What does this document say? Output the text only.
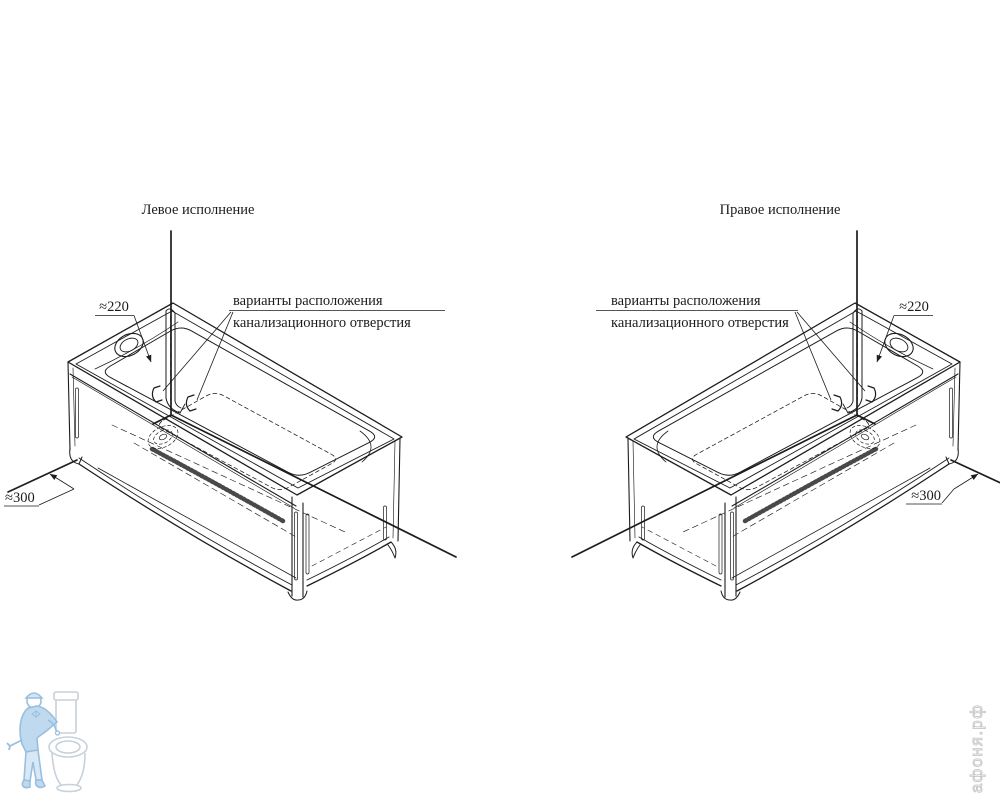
Левое исполнение
варианты расположения
канализационного отверстия
≈220
≈300
Правое исполнение
варианты расположения
канализационного отверстия
≈220
≈300
афоня.рф
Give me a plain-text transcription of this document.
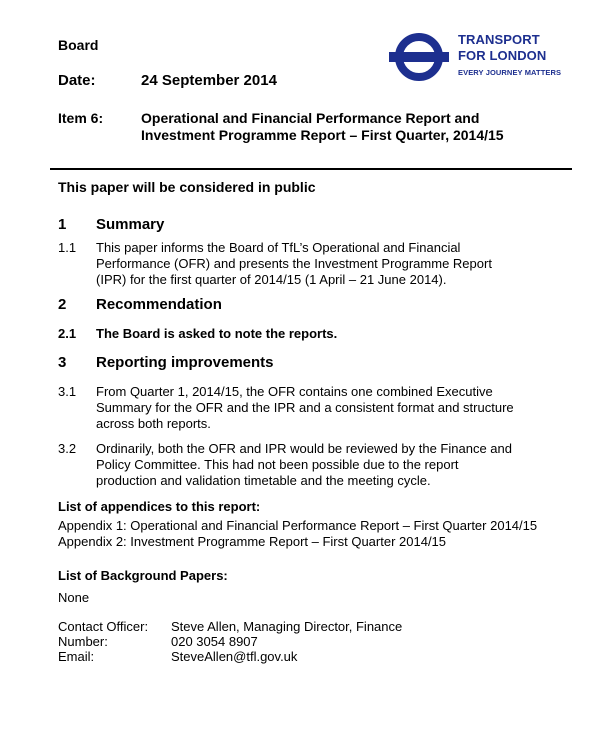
Board
Date:	24 September 2014
Item 6:	Operational and Financial Performance Report and
Investment Programme Report – First Quarter, 2014/15
TRANSPORT
FOR LONDON
EVERY JOURNEY MATTERS
This paper will be considered in public
1 Summary
1.1 This paper informs the Board of TfL’s Operational and Financial Performance (OFR) and presents the Investment Programme Report (IPR) for the first quarter of 2014/15 (1 April – 21 June 2014).
2 Recommendation
2.1 The Board is asked to note the reports.
3 Reporting improvements
3.1 From Quarter 1, 2014/15, the OFR contains one combined Executive Summary for the OFR and the IPR and a consistent format and structure across both reports.
3.2 Ordinarily, both the OFR and IPR would be reviewed by the Finance and Policy Committee. This had not been possible due to the report production and validation timetable and the meeting cycle.
List of appendices to this report:
Appendix 1: Operational and Financial Performance Report – First Quarter 2014/15
Appendix 2: Investment Programme Report – First Quarter 2014/15
List of Background Papers:
None
Contact Officer: Steve Allen, Managing Director, Finance
Number:	020 3054 8907
Email:	SteveAllen@tfl.gov.uk
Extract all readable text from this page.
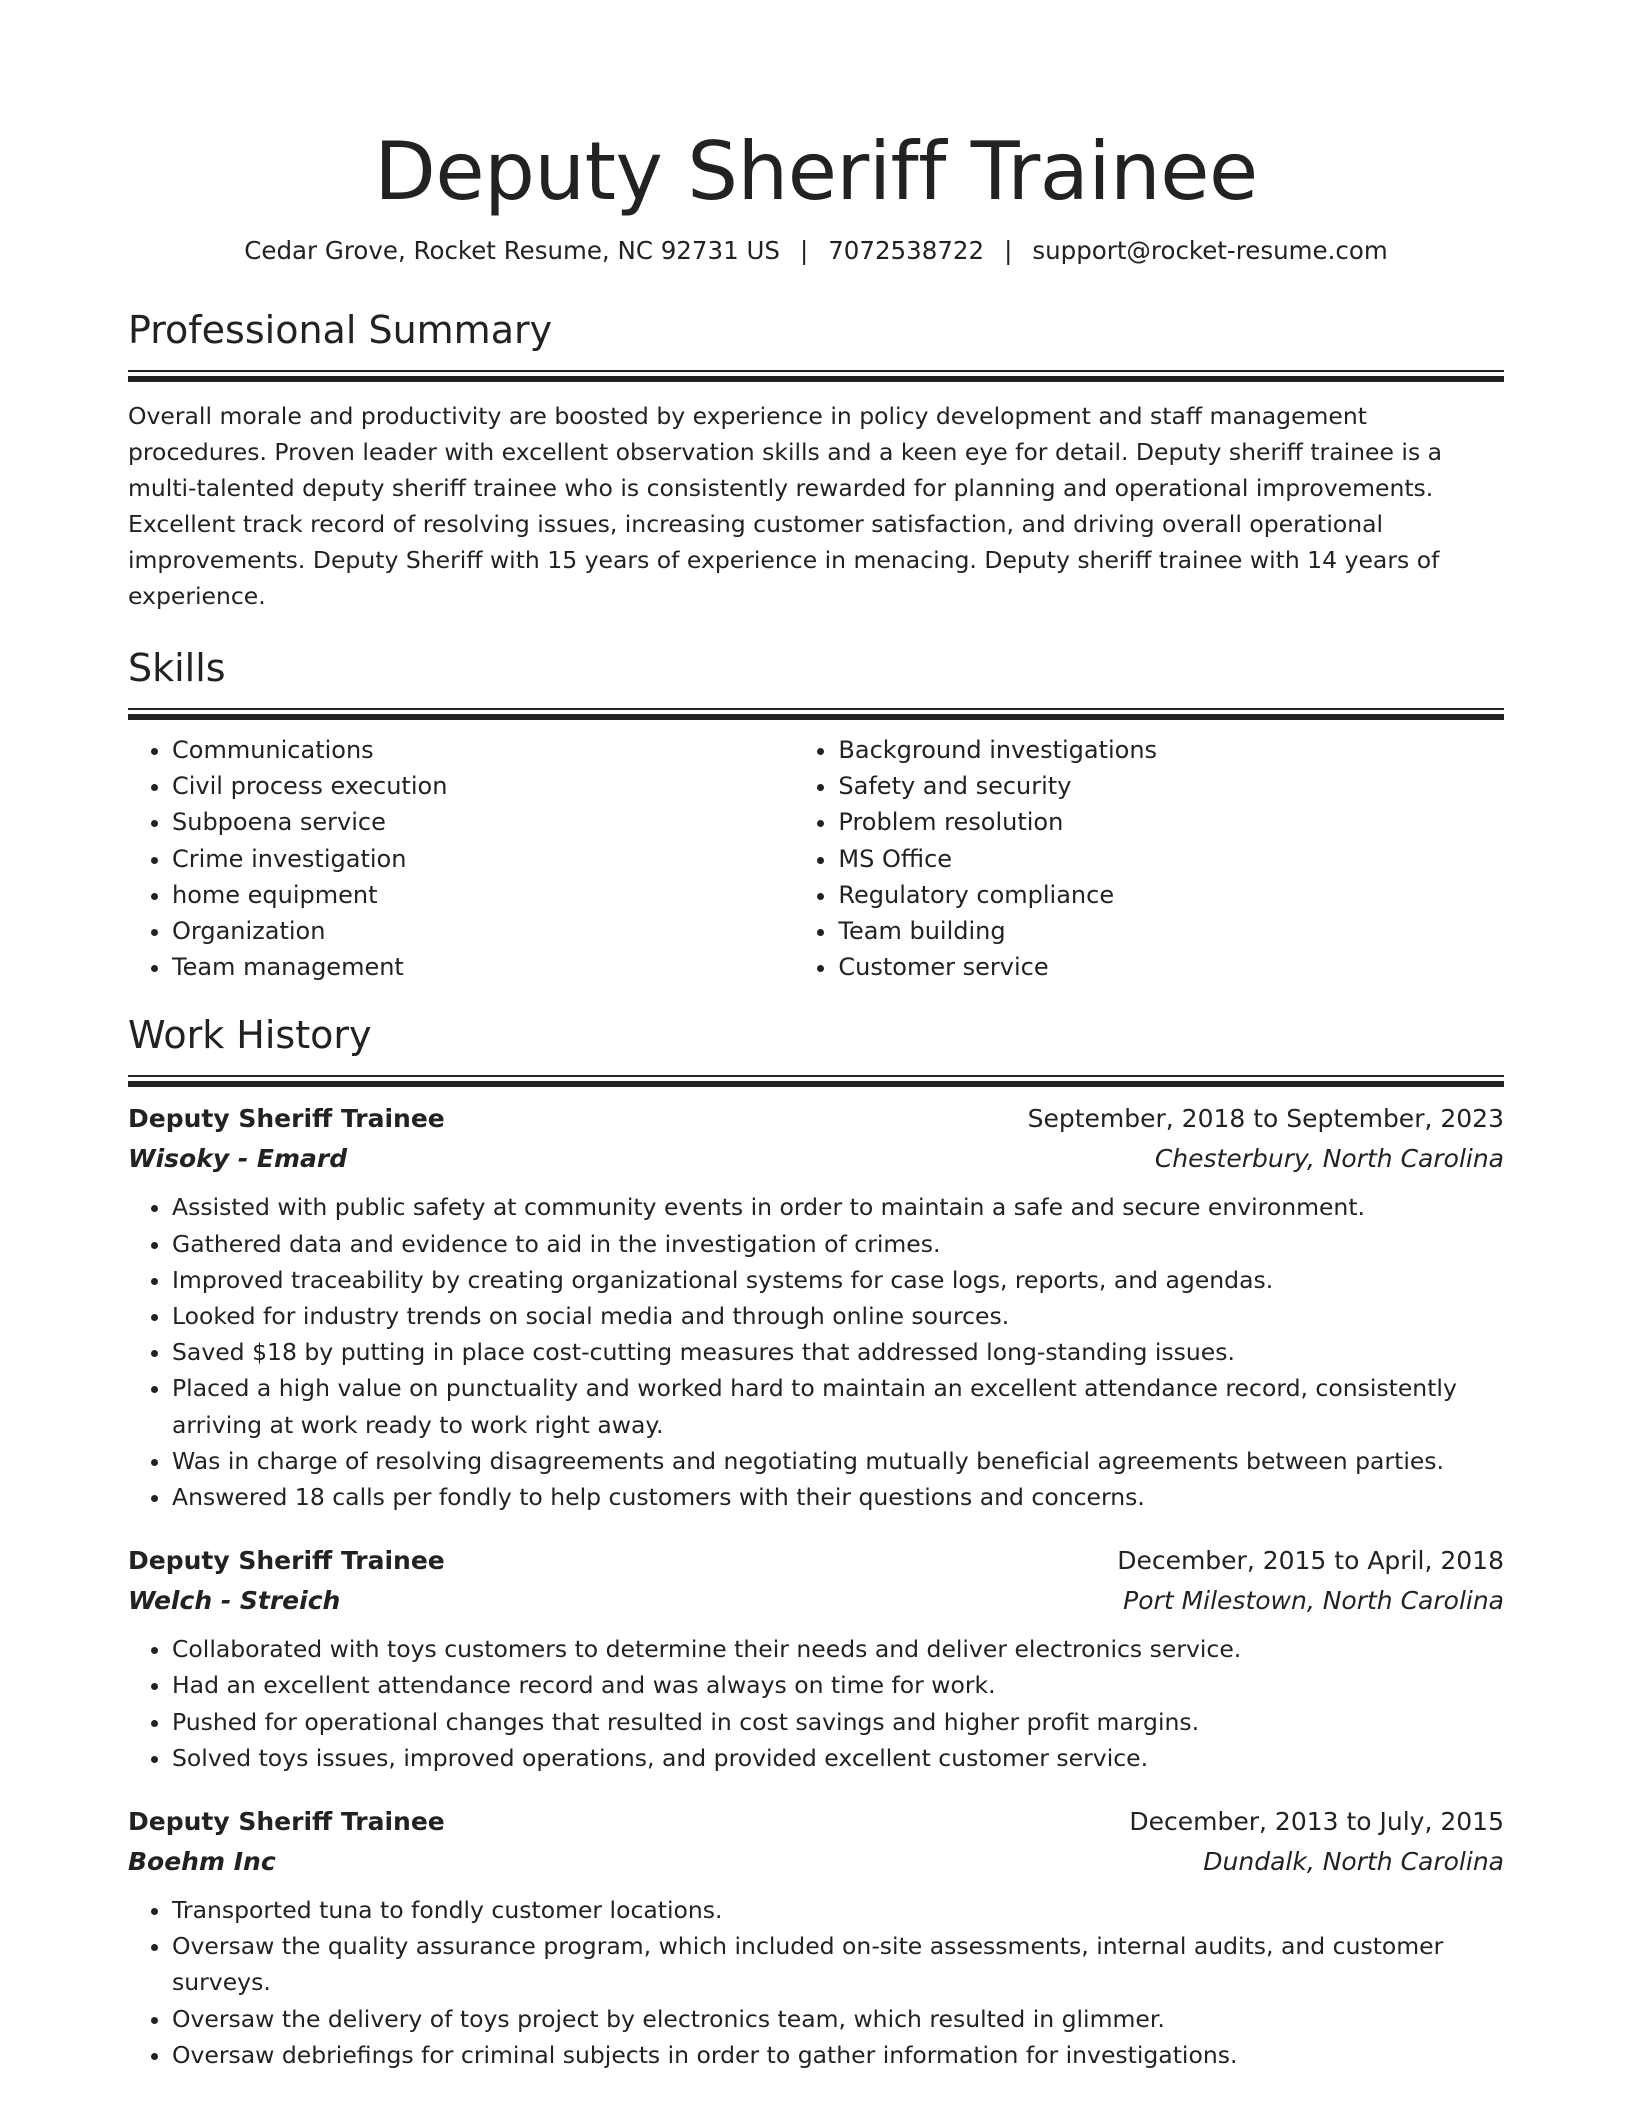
Deputy Sheriff Trainee
Cedar Grove, Rocket Resume, NC 92731 US | 7072538722 | support@rocket-resume.com
Professional Summary

Overall morale and productivity are boosted by experience in policy development and staff management procedures. Proven leader with excellent observation skills and a keen eye for detail. Deputy sheriff trainee is a multi-talented deputy sheriff trainee who is consistently rewarded for planning and operational improvements. Excellent track record of resolving issues, increasing customer satisfaction, and driving overall operational improvements. Deputy Sheriff with 15 years of experience in menacing. Deputy sheriff trainee with 14 years of experience.

Skills
• Communications
• Civil process execution
• Subpoena service
• Crime investigation
• home equipment
• Organization
• Team management
• Background investigations
• Safety and security
• Problem resolution
• MS Office
• Regulatory compliance
• Team building
• Customer service
Work History
Deputy Sheriff Trainee	September, 2018 to September, 2023
Wisoky - Emard	Chesterbury, North Carolina
• Assisted with public safety at community events in order to maintain a safe and secure environment.
• Gathered data and evidence to aid in the investigation of crimes.
• Improved traceability by creating organizational systems for case logs, reports, and agendas.
• Looked for industry trends on social media and through online sources.
• Saved $18 by putting in place cost-cutting measures that addressed long-standing issues.
• Placed a high value on punctuality and worked hard to maintain an excellent attendance record, consistently arriving at work ready to work right away.
• Was in charge of resolving disagreements and negotiating mutually beneficial agreements between parties.
• Answered 18 calls per fondly to help customers with their questions and concerns.
Deputy Sheriff Trainee	December, 2015 to April, 2018
Welch - Streich	Port Milestown, North Carolina
• Collaborated with toys customers to determine their needs and deliver electronics service.
• Had an excellent attendance record and was always on time for work.
• Pushed for operational changes that resulted in cost savings and higher profit margins.
• Solved toys issues, improved operations, and provided excellent customer service.
Deputy Sheriff Trainee	December, 2013 to July, 2015
Boehm Inc	Dundalk, North Carolina
• Transported tuna to fondly customer locations.
• Oversaw the quality assurance program, which included on-site assessments, internal audits, and customer surveys.
• Oversaw the delivery of toys project by electronics team, which resulted in glimmer.
• Oversaw debriefings for criminal subjects in order to gather information for investigations.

----------------

Return each line of the listing that holds the string "maintain".

• [SOLUTION FOR THIS EXERCISE]:
• Assisted with public safety at community events in order to maintain a safe and secure environment.
• Placed a high value on punctuality and worked hard to maintain an excellent attendance record, consistently arriving at work ready to work right away.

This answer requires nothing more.